*MATERIAL FOR THIS EXERCISE*.
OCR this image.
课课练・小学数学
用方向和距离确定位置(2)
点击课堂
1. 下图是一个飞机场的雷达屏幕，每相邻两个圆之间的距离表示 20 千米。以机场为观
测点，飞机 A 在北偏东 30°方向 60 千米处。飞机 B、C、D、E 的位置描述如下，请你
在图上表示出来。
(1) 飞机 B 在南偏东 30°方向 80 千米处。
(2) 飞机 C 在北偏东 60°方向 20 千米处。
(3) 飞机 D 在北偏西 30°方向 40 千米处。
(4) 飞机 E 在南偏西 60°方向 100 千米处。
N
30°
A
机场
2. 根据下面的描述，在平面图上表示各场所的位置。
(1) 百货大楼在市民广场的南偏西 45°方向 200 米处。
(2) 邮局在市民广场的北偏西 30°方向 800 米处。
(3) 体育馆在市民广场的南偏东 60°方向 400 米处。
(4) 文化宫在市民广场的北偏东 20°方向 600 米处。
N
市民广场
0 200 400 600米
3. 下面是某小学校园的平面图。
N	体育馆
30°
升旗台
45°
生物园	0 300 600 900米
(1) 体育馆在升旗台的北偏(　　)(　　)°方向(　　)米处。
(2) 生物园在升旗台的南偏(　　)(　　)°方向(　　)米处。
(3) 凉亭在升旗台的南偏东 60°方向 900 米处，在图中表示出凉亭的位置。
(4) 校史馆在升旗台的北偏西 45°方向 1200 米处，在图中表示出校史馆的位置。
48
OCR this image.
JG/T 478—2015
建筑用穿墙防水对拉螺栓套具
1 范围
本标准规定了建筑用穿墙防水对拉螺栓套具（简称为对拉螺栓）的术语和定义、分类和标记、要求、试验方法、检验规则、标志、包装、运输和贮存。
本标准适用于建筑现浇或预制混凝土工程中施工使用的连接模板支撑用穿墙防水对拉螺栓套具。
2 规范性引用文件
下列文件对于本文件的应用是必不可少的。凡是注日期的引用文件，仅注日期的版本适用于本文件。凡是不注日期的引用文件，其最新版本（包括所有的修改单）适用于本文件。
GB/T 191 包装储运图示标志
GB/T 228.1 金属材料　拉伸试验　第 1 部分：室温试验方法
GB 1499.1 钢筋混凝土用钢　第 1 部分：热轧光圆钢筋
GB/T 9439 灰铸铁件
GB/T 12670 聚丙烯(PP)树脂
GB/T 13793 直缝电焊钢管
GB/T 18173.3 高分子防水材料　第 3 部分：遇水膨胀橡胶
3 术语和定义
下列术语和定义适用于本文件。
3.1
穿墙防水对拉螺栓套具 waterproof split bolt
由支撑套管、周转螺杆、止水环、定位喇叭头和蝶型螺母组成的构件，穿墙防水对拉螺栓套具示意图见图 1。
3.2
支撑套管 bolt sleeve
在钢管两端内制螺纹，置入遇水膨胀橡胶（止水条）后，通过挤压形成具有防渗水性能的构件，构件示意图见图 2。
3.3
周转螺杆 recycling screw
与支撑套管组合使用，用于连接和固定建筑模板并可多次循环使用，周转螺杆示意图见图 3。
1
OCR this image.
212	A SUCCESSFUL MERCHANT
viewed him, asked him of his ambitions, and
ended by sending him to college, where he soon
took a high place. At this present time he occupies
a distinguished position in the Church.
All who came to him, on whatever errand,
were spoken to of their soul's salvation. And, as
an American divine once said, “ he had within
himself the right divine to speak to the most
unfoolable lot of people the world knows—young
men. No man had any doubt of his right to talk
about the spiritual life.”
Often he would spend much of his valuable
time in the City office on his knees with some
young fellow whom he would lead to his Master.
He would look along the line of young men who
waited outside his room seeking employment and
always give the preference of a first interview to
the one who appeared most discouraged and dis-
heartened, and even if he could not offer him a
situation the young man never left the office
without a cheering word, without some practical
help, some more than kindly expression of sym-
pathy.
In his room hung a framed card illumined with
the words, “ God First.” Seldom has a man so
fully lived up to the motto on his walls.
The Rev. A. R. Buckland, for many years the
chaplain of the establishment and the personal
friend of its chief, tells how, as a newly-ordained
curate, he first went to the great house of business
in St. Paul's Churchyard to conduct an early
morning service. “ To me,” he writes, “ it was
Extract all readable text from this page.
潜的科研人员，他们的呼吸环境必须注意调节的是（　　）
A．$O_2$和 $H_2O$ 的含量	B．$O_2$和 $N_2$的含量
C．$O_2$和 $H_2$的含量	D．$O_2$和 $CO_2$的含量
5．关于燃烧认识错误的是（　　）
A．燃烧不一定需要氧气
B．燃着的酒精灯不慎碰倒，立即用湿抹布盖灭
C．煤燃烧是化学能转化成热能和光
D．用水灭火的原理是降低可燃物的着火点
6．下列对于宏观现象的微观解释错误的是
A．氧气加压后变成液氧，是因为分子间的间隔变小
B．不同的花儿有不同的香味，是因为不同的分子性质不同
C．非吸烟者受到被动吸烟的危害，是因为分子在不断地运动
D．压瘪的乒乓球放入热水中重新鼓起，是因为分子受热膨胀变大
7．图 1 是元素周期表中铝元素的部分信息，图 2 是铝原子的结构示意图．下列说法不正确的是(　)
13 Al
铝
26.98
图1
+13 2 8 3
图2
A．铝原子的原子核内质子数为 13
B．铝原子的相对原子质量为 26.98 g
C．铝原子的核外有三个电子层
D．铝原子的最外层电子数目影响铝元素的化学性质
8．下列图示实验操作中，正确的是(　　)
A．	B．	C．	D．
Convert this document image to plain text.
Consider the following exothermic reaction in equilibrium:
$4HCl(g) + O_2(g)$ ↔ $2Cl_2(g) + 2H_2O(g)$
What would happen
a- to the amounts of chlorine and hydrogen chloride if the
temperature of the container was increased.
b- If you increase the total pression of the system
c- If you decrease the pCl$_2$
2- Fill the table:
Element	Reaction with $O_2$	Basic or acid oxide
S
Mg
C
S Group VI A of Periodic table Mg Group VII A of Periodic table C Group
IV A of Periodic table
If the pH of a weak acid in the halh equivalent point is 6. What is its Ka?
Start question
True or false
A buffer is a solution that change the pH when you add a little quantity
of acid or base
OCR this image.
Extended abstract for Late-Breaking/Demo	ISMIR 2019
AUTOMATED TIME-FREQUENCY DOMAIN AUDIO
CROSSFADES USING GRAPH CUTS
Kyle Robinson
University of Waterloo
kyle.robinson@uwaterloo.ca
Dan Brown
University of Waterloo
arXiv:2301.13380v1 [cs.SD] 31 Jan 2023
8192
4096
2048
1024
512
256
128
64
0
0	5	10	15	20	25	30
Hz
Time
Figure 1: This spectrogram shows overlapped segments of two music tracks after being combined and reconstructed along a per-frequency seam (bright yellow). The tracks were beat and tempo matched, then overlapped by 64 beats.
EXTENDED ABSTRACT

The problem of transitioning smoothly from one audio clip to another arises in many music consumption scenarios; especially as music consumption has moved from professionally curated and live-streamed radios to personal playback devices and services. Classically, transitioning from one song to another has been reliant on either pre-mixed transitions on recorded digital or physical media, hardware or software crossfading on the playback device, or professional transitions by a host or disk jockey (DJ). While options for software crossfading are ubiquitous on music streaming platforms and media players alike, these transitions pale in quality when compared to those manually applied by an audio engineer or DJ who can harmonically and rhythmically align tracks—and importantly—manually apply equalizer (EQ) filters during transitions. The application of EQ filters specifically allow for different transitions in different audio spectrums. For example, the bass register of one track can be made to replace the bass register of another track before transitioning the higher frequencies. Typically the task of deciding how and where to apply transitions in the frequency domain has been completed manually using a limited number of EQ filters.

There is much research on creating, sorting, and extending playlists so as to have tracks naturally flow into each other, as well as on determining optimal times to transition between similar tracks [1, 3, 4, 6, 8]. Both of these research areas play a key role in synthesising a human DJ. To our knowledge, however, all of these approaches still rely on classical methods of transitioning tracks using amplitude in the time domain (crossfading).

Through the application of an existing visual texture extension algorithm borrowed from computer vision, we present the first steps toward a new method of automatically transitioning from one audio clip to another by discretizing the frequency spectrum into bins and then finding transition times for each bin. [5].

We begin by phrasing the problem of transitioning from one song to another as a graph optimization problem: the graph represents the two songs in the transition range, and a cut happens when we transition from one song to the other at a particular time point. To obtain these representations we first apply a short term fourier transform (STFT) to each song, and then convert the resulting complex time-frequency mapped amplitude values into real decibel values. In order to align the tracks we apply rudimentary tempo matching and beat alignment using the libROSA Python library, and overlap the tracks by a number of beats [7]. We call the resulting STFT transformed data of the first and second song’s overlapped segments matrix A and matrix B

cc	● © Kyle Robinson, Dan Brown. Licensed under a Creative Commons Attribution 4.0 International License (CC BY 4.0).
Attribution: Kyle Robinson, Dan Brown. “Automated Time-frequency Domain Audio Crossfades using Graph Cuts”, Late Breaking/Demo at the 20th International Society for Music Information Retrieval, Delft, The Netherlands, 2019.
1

*REQUIRED WORK*.
Provide only the number of lines in the entries that hold the word "在北偏东".

*OUTPUT*.
2